Check each line below for the word "Christmas", and copy those that have it.
=== Supplied entries ===
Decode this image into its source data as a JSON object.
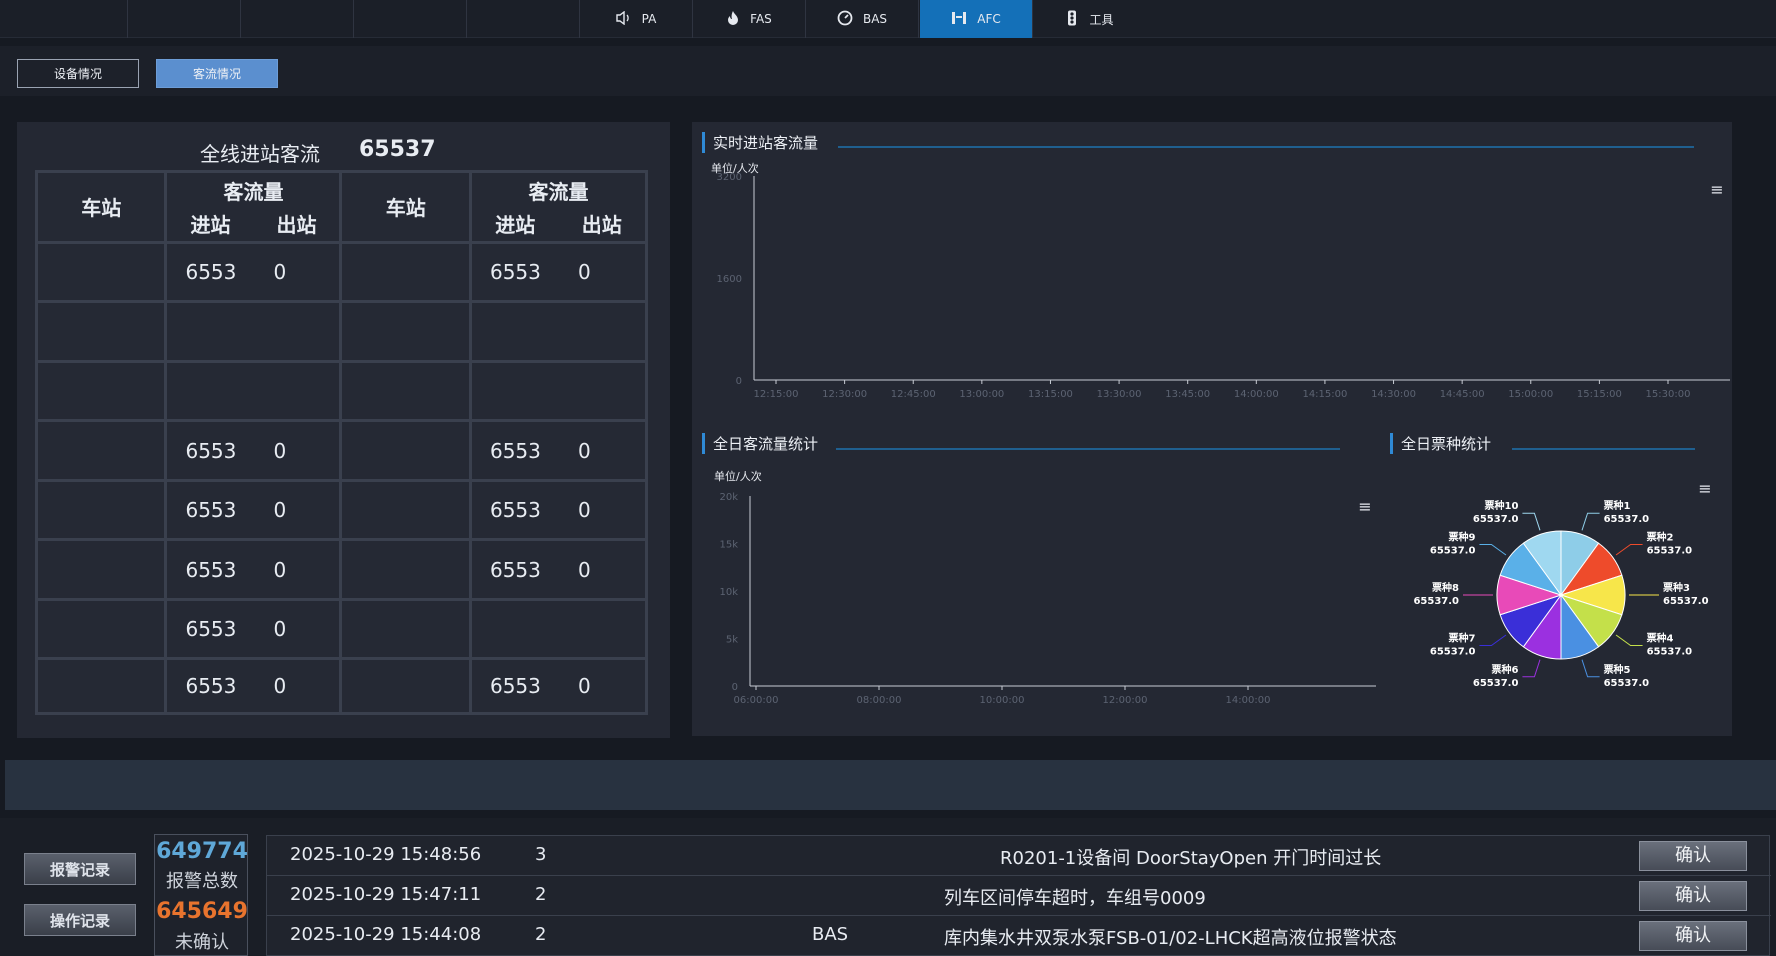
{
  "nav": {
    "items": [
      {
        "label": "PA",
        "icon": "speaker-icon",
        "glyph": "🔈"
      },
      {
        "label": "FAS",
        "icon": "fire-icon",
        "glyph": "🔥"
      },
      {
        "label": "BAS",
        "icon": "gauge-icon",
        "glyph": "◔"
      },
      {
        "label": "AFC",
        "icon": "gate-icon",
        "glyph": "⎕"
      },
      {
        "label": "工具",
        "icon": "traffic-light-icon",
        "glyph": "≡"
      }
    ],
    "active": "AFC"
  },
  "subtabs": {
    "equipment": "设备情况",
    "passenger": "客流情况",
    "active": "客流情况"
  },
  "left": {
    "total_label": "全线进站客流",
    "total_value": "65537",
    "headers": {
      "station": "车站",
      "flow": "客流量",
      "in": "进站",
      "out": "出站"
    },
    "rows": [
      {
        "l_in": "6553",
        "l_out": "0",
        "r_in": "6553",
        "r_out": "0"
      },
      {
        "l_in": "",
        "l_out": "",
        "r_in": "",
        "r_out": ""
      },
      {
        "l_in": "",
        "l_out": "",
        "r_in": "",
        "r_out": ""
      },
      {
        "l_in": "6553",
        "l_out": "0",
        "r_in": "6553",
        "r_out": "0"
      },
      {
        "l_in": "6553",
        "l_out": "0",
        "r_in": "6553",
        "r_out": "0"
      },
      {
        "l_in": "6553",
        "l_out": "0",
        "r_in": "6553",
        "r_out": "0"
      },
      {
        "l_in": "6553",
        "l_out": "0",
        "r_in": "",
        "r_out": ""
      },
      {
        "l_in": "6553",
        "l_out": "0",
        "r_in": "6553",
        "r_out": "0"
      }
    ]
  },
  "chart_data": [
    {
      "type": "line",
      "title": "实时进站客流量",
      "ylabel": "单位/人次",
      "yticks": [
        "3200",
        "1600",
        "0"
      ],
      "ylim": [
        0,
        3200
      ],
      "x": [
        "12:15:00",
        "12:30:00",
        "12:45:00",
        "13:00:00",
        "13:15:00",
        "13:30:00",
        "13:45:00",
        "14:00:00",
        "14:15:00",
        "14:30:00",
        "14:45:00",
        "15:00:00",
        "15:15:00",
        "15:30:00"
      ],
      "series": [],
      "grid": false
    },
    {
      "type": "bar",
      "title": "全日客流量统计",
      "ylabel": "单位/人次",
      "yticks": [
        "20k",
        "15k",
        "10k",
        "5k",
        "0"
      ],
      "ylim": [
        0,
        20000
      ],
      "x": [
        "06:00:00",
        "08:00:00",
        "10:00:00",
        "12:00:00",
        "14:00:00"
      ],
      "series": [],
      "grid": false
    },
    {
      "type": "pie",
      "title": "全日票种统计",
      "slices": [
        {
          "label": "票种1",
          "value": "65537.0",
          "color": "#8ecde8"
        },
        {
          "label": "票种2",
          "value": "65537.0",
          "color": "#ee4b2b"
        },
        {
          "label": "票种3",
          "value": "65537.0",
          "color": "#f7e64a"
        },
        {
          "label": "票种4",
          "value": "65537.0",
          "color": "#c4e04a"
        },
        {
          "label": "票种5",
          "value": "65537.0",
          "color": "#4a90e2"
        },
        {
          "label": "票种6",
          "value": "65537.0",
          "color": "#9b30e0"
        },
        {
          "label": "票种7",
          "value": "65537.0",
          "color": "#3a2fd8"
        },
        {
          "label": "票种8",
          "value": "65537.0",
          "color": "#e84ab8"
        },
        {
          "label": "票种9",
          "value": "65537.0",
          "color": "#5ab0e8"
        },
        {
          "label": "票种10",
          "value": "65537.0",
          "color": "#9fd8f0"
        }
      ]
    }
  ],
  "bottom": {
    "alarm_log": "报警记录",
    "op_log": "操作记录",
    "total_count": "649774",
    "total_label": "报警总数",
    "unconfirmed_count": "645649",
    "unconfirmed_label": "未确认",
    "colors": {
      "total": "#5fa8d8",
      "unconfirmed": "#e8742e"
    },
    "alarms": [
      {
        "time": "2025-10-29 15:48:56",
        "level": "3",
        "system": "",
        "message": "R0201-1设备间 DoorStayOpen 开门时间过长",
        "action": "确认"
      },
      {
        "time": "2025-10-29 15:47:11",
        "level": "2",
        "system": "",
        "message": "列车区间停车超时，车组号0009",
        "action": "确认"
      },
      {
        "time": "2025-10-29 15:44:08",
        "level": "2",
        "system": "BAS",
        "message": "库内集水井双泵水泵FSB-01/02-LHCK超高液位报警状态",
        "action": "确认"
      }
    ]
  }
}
===
=== Supplied entries ===
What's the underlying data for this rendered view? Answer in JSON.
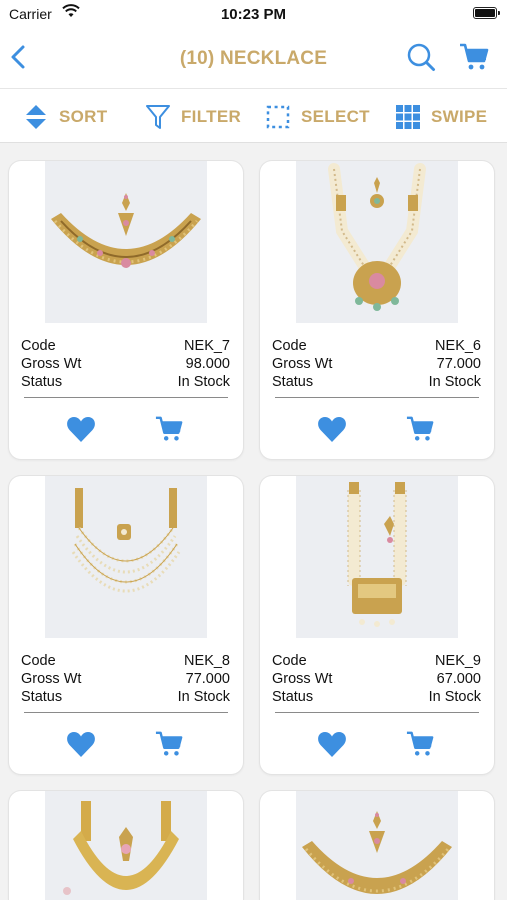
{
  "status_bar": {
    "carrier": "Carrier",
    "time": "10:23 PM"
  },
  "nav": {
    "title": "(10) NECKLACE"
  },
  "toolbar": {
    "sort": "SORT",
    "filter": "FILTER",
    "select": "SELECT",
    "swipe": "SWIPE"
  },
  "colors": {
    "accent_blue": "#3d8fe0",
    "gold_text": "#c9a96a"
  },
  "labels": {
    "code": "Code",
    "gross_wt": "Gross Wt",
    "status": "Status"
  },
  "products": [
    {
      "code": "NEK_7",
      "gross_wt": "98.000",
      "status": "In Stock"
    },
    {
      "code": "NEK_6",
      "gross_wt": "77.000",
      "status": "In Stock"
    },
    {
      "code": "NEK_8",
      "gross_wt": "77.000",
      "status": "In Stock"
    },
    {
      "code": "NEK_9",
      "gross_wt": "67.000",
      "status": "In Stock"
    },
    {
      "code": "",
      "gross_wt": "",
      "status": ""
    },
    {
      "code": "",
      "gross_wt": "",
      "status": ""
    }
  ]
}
===
=== Supplied entries ===
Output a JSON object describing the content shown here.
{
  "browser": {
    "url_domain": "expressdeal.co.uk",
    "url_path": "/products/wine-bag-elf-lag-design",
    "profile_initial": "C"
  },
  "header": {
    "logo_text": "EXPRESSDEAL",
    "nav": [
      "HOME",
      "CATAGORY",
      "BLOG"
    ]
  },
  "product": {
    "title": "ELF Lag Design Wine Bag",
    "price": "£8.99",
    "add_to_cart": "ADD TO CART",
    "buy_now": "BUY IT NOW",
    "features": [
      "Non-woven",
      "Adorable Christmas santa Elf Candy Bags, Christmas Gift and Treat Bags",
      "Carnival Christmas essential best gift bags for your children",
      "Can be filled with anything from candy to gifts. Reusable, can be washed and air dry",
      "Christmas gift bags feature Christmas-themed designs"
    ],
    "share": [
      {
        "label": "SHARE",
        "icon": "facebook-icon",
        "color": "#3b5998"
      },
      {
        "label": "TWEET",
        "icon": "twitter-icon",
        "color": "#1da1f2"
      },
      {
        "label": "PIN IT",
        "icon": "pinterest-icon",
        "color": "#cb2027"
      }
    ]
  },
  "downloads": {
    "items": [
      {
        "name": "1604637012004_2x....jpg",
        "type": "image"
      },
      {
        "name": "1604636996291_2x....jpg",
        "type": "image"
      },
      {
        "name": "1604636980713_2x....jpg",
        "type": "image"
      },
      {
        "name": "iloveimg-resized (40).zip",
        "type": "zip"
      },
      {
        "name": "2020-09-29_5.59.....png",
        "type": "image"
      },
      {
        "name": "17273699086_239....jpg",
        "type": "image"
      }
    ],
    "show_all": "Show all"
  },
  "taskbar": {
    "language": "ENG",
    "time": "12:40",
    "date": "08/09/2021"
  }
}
===
Output below:
      "Adorable Christmas santa Elf Candy Bags, Christmas Gift and Treat Bags",
      "Carnival Christmas essential best gift bags for your children",
      "Christmas gift bags feature Christmas-themed designs"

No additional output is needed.